Segment Start: RECORDS SHOWN

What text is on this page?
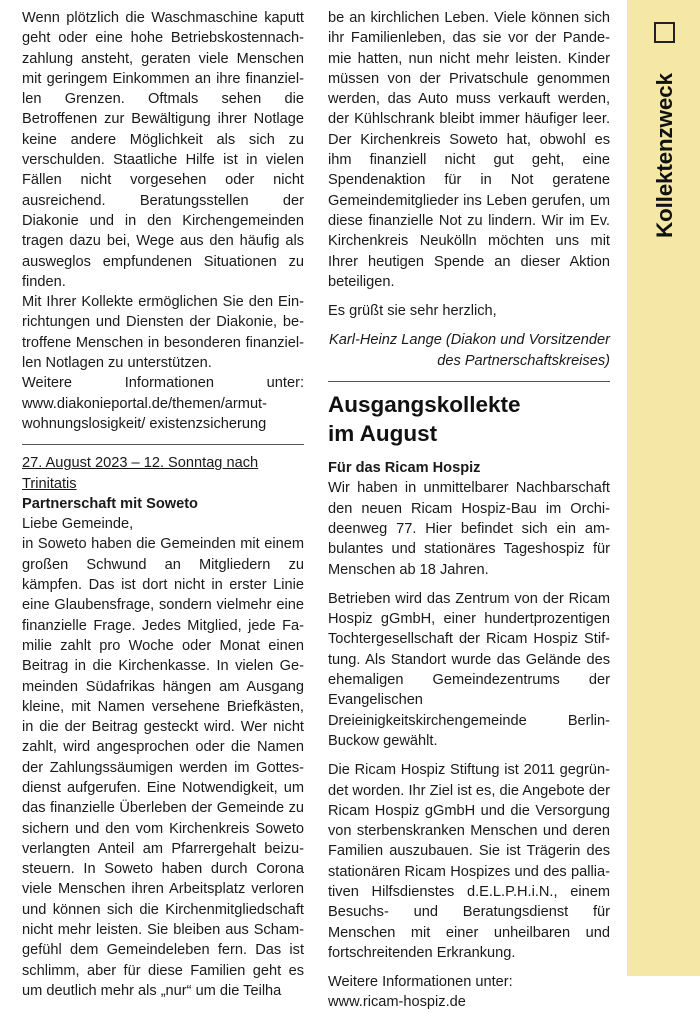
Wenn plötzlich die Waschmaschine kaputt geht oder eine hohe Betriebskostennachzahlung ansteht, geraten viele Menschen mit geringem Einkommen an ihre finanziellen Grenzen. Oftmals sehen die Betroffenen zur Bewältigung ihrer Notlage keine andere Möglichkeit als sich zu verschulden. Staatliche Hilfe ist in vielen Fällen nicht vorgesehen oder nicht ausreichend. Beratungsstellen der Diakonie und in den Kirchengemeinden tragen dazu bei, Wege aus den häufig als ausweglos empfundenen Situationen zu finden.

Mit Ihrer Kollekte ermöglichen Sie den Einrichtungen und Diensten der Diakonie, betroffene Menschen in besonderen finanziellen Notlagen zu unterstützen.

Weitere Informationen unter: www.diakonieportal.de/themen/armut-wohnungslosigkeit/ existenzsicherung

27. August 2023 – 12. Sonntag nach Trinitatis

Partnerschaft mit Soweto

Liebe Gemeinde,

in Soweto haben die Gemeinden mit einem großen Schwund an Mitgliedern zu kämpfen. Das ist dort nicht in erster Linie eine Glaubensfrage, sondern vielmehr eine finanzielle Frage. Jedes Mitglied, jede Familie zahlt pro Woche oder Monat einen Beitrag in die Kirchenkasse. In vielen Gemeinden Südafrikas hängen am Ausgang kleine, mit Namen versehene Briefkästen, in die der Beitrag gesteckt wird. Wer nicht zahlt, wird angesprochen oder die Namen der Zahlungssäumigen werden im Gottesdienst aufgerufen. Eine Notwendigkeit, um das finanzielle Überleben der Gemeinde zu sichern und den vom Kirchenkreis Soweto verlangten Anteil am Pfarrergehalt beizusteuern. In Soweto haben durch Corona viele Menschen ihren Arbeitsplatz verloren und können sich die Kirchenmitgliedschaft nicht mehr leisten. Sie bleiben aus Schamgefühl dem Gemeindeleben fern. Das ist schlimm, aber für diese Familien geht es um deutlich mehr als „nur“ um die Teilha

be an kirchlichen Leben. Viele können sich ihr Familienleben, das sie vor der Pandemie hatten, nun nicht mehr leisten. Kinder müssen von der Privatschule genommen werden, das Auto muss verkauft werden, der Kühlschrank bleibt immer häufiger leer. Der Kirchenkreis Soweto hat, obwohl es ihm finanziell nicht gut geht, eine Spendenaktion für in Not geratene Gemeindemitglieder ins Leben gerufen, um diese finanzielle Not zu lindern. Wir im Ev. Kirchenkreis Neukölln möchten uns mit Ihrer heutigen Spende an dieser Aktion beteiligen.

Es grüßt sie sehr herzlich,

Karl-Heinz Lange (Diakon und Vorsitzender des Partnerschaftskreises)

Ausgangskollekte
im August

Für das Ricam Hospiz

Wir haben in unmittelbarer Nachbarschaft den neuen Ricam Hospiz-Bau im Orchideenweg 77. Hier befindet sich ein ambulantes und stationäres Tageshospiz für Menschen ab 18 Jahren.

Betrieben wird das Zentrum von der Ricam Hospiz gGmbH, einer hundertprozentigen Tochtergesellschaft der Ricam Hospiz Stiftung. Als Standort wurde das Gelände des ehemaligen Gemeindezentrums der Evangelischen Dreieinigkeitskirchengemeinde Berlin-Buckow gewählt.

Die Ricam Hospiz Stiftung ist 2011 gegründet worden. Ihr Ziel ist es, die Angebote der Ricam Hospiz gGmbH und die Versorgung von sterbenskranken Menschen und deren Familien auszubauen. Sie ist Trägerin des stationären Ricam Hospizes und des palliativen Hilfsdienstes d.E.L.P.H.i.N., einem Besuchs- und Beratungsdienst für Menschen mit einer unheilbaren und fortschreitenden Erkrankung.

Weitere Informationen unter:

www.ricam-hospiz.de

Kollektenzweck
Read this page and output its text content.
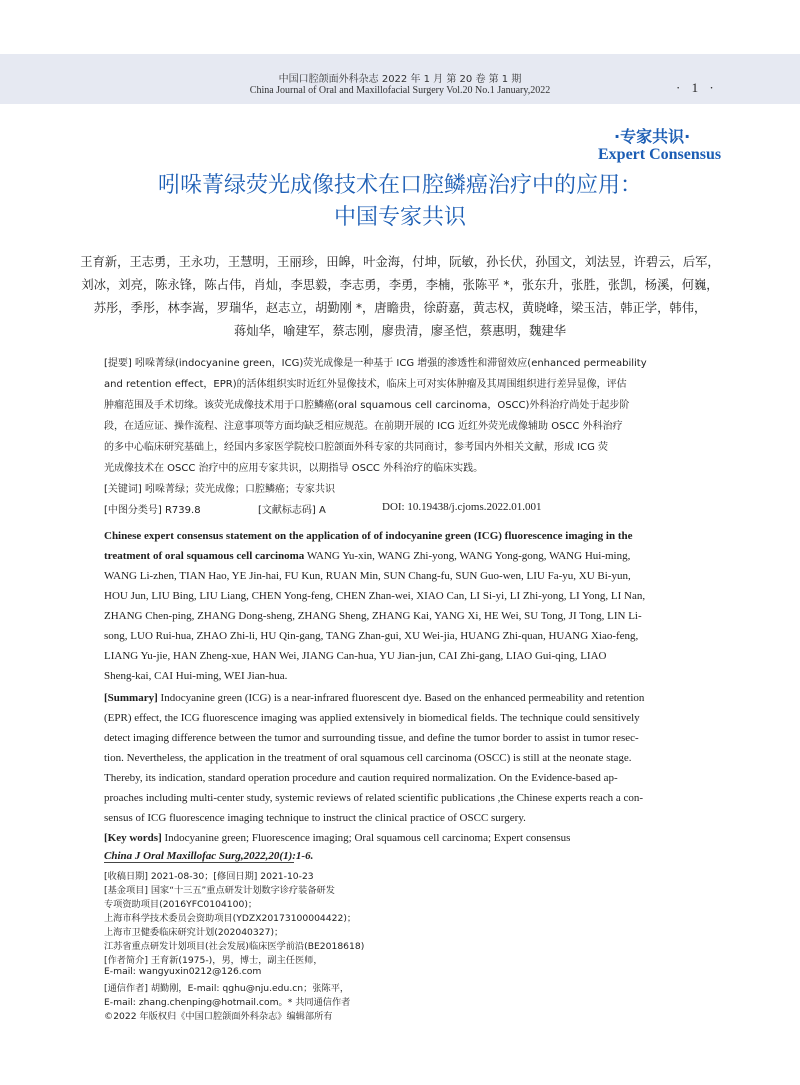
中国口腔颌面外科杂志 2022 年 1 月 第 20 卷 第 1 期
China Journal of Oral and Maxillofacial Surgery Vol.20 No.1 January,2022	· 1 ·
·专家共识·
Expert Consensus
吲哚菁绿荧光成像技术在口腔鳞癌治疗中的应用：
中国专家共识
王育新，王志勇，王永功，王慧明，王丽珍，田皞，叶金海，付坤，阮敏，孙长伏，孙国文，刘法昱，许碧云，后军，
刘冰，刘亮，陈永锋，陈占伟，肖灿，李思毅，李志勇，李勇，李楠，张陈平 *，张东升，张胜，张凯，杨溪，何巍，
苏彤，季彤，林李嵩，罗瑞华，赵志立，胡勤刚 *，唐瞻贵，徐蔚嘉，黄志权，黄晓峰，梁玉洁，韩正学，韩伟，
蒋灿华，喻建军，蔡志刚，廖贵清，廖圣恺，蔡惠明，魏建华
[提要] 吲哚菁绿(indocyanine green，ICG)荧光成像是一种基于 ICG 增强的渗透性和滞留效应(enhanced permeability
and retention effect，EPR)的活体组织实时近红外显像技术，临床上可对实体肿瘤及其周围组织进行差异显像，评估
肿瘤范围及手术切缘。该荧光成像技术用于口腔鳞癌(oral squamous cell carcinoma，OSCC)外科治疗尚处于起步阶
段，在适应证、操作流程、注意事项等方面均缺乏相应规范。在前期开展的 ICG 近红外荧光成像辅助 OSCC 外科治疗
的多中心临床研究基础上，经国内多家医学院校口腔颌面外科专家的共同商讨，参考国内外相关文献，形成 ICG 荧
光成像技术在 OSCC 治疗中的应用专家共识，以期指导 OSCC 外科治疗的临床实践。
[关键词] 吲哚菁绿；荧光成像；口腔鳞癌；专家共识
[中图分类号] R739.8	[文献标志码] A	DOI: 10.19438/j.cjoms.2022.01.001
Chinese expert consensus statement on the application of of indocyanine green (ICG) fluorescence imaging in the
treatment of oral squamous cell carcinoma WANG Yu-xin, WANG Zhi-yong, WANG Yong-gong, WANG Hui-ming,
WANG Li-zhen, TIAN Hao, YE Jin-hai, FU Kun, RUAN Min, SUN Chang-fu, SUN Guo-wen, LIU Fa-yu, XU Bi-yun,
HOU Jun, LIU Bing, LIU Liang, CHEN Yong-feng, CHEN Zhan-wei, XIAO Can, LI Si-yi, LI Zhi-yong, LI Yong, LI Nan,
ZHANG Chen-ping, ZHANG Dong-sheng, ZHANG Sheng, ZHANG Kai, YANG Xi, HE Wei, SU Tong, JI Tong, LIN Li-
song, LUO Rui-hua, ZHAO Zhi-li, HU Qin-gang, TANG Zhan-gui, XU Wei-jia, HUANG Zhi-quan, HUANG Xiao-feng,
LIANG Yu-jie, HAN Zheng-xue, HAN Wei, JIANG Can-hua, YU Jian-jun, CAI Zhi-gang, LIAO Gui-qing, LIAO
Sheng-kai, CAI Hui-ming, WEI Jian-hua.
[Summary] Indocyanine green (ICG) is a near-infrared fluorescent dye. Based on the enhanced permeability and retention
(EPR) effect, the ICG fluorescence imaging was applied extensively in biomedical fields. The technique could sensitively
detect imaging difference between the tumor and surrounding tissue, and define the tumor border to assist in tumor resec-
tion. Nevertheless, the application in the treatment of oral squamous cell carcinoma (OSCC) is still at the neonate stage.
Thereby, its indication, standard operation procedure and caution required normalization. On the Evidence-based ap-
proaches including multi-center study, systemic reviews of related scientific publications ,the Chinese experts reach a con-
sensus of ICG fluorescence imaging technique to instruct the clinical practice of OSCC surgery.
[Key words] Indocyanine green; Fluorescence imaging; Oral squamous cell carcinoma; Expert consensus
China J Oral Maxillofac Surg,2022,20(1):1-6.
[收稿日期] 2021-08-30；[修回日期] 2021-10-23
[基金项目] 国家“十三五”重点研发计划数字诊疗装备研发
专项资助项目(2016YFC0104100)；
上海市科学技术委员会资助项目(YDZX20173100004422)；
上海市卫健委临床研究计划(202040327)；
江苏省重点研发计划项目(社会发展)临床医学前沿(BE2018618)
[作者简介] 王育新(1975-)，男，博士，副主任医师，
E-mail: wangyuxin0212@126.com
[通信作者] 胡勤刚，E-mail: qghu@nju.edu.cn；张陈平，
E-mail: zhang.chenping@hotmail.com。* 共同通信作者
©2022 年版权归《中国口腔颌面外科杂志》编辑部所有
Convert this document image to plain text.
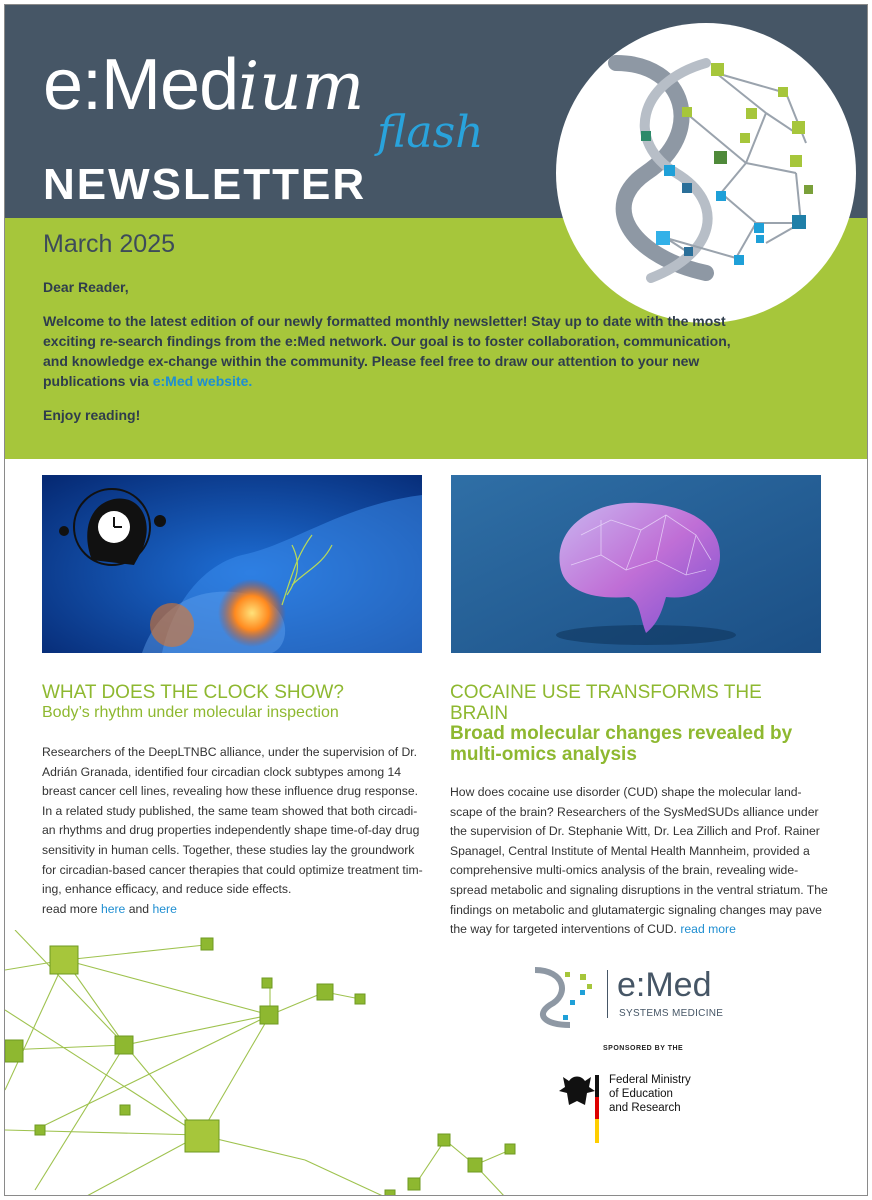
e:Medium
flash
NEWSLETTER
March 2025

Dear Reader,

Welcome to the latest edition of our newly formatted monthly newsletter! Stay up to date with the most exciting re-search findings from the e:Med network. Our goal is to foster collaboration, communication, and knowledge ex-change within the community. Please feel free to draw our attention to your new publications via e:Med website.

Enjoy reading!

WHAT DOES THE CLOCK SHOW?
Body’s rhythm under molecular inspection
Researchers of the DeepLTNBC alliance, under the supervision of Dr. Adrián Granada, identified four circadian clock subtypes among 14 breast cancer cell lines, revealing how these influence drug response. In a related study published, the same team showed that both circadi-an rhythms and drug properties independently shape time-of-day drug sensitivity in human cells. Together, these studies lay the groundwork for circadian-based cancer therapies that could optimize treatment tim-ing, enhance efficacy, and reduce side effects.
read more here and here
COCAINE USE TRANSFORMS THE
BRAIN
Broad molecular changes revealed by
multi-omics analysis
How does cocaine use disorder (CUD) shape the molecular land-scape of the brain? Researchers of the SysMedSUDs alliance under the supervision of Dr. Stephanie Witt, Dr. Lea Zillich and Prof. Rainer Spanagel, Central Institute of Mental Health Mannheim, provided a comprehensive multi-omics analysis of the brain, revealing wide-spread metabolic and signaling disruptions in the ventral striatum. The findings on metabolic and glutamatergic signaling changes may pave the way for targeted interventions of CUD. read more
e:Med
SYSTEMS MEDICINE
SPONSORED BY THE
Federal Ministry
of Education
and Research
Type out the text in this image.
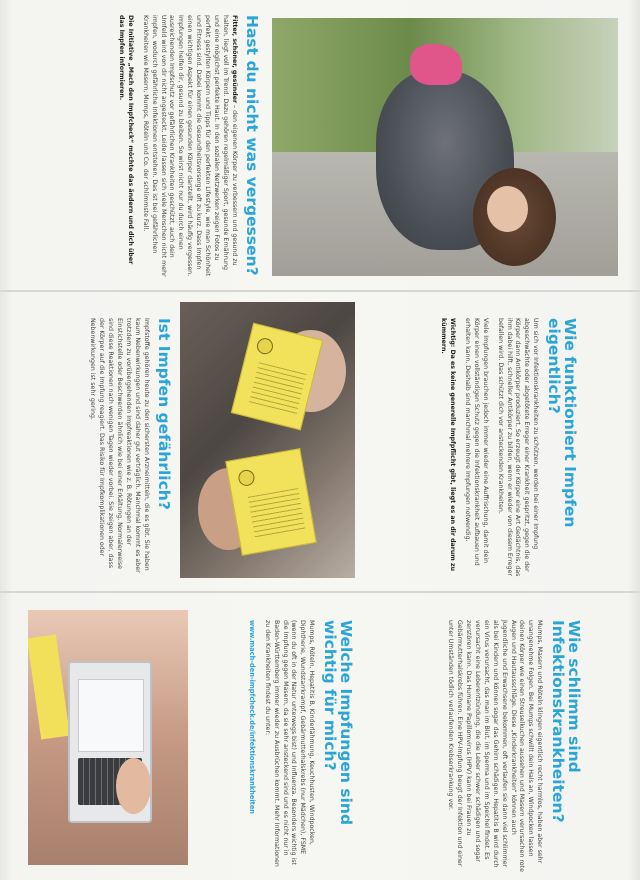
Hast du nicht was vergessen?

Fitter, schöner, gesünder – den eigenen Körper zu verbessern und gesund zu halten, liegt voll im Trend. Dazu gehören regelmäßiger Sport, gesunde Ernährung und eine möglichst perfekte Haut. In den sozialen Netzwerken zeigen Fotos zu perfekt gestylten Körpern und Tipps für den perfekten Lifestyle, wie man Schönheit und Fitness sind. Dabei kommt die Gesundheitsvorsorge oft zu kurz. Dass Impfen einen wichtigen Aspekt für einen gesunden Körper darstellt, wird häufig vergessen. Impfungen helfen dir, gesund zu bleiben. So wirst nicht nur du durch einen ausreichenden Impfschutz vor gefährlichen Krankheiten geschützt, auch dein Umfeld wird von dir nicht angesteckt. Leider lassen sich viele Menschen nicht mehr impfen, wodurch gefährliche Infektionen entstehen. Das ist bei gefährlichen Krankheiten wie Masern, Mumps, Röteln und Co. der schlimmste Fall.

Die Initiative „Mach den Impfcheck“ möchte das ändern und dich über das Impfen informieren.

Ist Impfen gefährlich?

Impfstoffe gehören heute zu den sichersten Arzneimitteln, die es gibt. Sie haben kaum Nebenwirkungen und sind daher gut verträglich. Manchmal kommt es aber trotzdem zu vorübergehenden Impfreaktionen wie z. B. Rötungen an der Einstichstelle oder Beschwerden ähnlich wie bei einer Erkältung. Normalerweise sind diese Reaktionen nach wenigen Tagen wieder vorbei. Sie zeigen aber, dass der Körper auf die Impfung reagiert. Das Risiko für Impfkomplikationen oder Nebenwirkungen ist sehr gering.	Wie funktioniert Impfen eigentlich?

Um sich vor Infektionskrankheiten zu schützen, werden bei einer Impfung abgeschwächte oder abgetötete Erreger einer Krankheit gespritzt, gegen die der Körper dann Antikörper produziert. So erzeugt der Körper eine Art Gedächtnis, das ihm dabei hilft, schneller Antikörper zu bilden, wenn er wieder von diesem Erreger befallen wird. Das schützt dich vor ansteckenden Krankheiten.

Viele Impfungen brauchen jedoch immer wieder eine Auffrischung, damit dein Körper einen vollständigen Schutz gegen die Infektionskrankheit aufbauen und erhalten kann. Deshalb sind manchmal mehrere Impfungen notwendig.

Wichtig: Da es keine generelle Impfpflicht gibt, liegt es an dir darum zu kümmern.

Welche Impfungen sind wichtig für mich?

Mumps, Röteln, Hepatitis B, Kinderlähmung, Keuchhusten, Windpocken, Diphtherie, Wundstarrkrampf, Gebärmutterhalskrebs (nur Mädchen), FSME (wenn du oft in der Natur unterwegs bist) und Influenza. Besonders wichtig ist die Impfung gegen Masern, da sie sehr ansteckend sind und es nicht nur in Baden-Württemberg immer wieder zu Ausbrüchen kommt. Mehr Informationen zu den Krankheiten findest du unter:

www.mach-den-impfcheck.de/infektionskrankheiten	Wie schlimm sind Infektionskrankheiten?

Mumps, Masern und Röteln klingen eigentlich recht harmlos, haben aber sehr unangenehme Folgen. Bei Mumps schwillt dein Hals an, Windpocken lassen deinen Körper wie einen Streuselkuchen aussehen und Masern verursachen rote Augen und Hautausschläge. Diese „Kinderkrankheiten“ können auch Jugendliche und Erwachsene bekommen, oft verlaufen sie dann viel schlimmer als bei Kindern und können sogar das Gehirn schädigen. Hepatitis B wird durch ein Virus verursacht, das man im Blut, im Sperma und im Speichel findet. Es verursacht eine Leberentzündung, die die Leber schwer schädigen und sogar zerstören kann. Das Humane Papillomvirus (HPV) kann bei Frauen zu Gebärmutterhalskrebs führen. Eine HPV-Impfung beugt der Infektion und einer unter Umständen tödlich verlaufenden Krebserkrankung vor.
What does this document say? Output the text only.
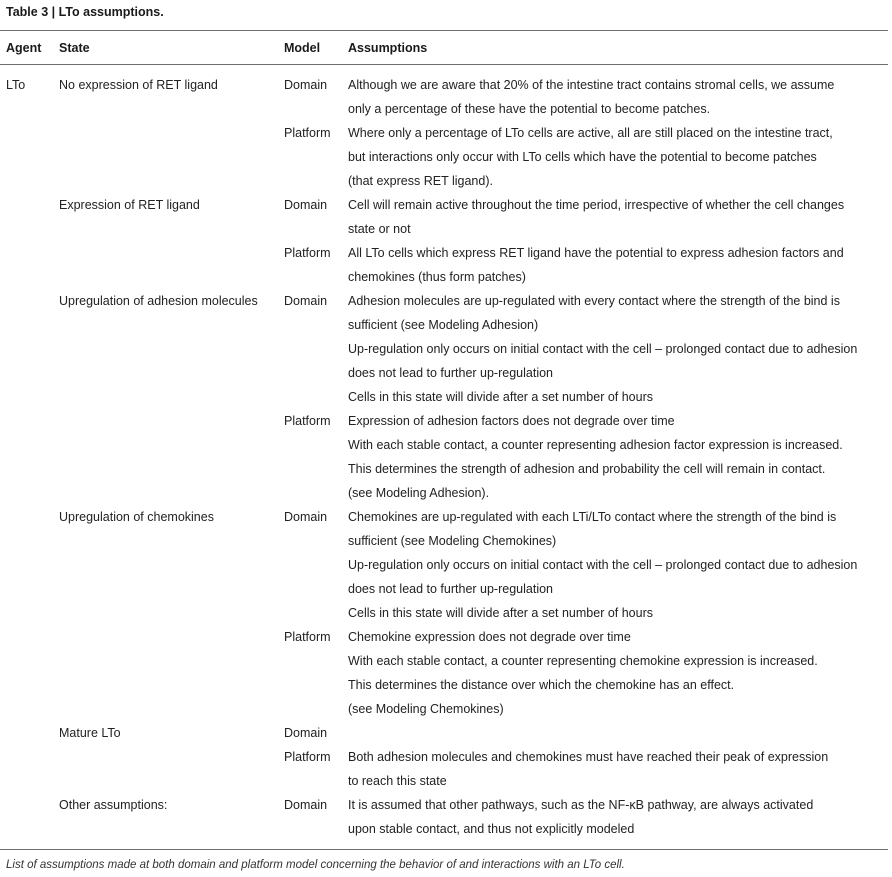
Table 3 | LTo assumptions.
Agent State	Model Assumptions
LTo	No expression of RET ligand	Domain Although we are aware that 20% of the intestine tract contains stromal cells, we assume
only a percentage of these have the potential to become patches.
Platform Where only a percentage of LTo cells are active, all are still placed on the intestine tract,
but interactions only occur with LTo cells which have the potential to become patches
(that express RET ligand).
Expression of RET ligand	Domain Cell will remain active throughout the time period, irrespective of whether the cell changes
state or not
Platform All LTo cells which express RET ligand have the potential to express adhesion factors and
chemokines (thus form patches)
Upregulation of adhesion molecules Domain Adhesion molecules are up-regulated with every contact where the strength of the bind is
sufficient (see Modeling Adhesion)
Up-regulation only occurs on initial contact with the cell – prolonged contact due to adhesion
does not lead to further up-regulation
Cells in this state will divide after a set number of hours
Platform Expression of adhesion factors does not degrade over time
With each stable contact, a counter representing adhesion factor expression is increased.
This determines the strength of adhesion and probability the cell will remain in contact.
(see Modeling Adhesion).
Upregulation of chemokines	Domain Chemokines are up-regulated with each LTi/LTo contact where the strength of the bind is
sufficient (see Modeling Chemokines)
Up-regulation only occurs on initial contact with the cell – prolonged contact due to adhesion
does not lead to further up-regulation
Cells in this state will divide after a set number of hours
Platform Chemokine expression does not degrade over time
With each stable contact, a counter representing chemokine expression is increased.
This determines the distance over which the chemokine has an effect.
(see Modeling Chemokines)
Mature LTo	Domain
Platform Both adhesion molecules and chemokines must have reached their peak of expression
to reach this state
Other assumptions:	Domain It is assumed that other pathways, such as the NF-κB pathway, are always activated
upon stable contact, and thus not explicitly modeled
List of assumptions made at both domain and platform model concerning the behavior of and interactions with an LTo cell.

Segment End: RECORDS SHOWN

### ASSIGNED TASK
Search the entries for the word "counter" and pick out every line that holds it.

### COMPLETED TASK
With each stable contact, a counter representing adhesion factor expression is increased.
With each stable contact, a counter representing chemokine expression is increased.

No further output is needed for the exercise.